==== RECORD LIST ====

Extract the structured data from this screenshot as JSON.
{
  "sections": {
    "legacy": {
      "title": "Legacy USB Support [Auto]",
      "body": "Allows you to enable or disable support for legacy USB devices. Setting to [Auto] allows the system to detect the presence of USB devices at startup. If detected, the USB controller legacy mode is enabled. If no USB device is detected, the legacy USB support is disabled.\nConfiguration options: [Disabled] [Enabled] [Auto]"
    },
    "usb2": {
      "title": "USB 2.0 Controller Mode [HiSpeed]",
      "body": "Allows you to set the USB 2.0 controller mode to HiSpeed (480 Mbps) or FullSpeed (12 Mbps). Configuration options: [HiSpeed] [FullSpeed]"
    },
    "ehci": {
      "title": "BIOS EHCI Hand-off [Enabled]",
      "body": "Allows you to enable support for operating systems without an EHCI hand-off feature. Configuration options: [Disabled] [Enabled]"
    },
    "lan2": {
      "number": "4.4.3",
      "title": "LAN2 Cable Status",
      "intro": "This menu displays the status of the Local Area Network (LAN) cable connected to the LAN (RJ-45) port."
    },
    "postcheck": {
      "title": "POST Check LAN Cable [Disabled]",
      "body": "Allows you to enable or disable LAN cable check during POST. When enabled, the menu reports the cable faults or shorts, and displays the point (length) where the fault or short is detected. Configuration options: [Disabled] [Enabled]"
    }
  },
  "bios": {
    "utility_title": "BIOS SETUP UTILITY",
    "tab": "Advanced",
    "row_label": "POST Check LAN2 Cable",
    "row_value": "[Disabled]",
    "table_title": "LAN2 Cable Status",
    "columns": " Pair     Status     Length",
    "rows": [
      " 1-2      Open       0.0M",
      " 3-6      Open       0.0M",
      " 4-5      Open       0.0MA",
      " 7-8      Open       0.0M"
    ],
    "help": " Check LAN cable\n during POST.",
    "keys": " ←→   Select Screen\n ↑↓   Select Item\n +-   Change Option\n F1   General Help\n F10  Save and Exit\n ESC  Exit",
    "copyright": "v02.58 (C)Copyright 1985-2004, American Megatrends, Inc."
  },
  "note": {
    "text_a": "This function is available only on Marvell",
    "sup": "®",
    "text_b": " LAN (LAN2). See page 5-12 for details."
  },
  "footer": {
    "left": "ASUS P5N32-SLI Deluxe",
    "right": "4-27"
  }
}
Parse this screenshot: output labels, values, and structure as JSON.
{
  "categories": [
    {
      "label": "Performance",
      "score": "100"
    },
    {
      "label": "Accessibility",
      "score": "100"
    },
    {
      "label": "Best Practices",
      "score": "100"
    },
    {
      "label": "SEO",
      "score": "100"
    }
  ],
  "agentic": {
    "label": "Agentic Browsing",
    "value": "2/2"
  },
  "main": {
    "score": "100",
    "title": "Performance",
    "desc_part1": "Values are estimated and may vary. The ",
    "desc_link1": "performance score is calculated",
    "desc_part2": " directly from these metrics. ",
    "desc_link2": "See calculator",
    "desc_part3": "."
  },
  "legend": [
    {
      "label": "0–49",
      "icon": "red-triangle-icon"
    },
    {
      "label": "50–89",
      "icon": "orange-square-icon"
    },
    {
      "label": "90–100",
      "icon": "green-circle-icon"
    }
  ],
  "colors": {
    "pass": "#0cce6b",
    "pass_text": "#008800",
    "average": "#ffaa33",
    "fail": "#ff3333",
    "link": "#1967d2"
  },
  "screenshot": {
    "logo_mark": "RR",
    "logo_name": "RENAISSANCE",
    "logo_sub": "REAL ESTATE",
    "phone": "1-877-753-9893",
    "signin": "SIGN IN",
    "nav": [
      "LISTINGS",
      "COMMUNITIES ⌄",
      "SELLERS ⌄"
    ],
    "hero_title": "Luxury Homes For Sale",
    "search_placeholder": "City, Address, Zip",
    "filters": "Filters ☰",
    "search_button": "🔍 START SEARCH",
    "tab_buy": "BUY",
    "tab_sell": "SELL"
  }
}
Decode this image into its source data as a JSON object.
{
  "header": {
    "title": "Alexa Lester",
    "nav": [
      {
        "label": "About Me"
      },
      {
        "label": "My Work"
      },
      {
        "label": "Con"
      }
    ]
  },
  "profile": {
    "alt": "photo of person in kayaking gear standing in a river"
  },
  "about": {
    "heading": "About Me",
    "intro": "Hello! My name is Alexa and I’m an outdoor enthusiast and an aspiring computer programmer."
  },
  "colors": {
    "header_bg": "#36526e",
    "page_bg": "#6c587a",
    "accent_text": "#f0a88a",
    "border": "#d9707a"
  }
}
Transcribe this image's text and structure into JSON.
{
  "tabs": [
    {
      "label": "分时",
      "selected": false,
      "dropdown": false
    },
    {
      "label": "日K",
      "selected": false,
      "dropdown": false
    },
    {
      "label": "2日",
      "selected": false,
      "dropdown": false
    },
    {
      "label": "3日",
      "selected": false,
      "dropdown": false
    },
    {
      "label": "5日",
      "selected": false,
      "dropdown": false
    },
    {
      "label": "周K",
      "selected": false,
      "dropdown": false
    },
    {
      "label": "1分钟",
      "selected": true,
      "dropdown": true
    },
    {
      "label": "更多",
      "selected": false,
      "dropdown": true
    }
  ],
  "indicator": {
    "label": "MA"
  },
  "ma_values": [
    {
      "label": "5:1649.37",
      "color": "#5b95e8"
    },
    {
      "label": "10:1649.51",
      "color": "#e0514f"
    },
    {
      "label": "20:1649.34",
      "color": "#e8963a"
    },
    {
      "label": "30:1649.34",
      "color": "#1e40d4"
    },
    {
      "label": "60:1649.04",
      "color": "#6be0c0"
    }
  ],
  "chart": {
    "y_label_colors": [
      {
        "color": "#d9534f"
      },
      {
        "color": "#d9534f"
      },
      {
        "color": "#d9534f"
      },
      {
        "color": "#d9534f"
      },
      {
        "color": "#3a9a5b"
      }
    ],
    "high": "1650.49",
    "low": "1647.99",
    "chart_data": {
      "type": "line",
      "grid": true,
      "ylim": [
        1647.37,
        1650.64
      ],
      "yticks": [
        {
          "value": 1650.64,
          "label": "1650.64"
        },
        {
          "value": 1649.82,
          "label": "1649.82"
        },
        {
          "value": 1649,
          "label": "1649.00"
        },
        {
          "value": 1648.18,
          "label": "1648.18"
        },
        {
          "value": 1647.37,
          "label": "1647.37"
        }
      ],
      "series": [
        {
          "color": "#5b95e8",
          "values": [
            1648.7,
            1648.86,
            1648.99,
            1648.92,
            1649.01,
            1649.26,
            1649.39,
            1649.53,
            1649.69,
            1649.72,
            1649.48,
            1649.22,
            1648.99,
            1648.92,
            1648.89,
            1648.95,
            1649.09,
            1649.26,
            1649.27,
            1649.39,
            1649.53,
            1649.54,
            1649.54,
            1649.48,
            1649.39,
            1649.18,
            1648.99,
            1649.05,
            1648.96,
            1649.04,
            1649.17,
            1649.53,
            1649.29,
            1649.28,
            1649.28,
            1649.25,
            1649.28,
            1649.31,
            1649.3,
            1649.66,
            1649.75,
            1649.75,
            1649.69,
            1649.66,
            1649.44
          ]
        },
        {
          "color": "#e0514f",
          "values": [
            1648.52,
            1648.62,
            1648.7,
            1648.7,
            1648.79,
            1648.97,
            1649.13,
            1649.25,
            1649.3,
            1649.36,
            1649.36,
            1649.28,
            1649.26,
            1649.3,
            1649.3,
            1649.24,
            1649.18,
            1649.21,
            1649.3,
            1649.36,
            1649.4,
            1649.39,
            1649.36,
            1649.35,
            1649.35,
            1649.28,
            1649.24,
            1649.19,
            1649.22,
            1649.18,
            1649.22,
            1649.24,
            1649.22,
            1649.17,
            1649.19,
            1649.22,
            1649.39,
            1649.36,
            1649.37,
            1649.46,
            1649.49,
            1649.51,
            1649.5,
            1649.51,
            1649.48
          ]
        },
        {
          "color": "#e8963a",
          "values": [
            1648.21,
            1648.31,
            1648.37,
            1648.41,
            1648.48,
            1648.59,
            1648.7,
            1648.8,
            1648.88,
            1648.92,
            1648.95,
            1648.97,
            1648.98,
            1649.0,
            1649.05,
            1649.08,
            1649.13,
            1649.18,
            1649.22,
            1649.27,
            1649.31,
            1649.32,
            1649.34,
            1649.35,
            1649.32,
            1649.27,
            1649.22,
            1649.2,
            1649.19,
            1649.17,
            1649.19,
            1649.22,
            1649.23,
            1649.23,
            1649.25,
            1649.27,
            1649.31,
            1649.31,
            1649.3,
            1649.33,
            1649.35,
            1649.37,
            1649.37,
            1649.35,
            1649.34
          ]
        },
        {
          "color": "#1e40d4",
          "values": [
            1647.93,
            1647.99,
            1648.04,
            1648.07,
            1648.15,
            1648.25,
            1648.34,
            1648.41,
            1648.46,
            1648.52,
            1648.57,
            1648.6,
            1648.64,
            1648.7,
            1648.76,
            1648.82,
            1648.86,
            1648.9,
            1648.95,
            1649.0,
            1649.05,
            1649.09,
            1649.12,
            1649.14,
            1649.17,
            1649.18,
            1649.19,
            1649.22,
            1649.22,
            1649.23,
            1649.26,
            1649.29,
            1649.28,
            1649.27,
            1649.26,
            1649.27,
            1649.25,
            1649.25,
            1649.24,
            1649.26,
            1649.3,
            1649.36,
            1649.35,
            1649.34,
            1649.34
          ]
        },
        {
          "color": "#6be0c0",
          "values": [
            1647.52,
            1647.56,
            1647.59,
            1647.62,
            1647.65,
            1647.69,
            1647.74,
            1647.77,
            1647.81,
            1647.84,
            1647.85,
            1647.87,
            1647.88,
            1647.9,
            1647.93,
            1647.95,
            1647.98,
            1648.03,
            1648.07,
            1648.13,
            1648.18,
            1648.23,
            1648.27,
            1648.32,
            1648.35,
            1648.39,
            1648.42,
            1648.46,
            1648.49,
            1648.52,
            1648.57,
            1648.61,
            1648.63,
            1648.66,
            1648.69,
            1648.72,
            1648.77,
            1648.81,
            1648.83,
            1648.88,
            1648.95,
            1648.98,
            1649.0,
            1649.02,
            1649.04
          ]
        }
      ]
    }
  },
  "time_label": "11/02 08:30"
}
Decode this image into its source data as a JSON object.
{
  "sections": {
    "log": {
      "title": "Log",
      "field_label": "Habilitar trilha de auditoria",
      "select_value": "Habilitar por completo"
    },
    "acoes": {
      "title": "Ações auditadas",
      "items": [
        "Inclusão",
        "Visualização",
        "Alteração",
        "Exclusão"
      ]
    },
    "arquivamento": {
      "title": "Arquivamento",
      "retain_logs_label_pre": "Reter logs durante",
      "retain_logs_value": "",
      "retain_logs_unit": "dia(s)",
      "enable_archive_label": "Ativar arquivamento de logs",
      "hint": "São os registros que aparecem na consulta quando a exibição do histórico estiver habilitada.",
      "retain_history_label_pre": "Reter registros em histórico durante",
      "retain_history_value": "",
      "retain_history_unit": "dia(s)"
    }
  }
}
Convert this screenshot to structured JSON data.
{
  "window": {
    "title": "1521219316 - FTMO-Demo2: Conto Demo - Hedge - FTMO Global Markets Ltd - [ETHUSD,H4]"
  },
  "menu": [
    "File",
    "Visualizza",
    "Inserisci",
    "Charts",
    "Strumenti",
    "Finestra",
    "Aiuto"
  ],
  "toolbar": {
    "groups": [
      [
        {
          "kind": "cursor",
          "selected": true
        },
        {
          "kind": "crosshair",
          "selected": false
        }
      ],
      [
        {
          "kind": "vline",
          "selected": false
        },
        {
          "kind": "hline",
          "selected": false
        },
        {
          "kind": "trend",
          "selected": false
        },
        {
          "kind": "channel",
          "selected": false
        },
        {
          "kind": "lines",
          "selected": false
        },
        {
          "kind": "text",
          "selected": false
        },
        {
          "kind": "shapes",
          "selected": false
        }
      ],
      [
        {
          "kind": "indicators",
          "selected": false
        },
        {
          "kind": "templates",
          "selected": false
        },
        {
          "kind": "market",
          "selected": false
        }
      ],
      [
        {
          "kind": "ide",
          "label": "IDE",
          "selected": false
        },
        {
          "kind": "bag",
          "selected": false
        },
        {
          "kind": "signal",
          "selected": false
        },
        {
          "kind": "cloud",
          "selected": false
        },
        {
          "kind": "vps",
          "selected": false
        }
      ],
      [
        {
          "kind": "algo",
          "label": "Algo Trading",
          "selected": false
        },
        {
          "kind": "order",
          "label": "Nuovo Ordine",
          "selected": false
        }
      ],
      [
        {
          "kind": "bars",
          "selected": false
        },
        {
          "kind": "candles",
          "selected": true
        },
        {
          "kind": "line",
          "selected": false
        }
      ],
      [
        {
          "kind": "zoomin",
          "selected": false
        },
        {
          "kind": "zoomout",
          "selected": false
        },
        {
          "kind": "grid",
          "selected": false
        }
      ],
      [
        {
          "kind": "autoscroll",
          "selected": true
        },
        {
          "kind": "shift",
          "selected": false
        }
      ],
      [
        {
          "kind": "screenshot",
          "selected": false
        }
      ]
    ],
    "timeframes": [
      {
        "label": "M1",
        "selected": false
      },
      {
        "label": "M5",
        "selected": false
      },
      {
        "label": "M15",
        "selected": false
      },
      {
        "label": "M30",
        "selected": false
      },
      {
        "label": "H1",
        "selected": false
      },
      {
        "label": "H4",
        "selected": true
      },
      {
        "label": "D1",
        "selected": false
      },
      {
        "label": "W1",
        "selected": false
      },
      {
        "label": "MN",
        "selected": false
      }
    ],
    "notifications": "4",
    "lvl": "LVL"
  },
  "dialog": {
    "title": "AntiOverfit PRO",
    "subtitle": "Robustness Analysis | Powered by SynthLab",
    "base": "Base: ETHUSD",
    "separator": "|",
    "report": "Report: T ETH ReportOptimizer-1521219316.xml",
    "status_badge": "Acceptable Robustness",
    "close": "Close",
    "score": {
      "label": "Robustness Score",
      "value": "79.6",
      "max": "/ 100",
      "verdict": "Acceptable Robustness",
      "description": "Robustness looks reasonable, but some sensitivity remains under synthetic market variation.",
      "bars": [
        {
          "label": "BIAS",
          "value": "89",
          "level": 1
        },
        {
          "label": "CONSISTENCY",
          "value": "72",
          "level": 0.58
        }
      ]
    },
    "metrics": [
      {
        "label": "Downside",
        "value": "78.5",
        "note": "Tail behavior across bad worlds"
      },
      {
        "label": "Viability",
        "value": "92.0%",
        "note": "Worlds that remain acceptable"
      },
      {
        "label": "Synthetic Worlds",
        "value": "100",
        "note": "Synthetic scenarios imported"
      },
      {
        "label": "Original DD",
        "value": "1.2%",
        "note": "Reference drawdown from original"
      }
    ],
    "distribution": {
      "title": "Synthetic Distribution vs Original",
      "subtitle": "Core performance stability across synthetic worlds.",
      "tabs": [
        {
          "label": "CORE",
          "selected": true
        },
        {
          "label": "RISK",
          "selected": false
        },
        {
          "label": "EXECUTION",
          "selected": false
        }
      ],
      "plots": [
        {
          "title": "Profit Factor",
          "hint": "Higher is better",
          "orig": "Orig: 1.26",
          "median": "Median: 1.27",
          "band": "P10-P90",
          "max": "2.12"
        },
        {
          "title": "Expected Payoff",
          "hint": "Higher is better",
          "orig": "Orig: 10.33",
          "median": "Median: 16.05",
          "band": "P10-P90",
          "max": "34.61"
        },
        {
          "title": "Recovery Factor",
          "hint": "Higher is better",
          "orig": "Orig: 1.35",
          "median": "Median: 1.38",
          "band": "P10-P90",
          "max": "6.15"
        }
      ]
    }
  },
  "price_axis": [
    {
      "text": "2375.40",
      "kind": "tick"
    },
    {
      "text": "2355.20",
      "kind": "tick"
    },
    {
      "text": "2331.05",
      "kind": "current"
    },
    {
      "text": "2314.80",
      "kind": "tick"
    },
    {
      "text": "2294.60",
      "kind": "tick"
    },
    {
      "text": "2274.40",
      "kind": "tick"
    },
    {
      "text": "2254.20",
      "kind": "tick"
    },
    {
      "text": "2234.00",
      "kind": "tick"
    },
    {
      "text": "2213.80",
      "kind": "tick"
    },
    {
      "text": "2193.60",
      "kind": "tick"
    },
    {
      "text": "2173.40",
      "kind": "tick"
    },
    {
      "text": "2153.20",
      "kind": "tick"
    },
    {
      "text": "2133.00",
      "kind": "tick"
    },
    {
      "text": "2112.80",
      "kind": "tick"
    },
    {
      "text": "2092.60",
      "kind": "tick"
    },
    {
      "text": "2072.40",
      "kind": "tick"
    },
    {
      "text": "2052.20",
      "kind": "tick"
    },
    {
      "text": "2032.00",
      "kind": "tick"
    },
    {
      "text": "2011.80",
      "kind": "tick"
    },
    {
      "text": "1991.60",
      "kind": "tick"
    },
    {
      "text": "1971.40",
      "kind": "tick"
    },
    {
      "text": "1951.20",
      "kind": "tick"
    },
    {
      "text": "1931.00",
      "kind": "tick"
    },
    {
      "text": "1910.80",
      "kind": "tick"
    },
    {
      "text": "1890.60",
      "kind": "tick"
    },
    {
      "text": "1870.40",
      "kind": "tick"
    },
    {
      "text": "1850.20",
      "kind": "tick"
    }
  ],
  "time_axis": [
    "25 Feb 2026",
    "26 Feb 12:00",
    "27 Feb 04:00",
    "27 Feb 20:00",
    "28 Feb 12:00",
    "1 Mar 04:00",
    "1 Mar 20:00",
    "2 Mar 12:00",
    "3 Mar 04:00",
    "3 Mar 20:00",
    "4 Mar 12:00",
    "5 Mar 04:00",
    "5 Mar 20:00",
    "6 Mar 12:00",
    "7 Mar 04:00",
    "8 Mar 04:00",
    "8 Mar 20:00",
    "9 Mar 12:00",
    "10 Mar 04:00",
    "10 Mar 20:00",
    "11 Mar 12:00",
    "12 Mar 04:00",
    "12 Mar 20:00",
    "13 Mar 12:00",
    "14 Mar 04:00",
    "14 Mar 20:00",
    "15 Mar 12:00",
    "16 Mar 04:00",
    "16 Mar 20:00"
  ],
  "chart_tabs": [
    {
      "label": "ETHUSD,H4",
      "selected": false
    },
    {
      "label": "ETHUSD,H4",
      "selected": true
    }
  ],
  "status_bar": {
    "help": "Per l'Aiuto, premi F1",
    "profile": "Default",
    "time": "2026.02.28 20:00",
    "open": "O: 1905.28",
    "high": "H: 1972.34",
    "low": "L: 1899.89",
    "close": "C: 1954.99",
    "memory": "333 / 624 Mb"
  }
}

====

» **DO THIS**
Scan the records above, count the lines with "Alexa" in them, and give only the number.

» **WRITTEN ANSWER**
2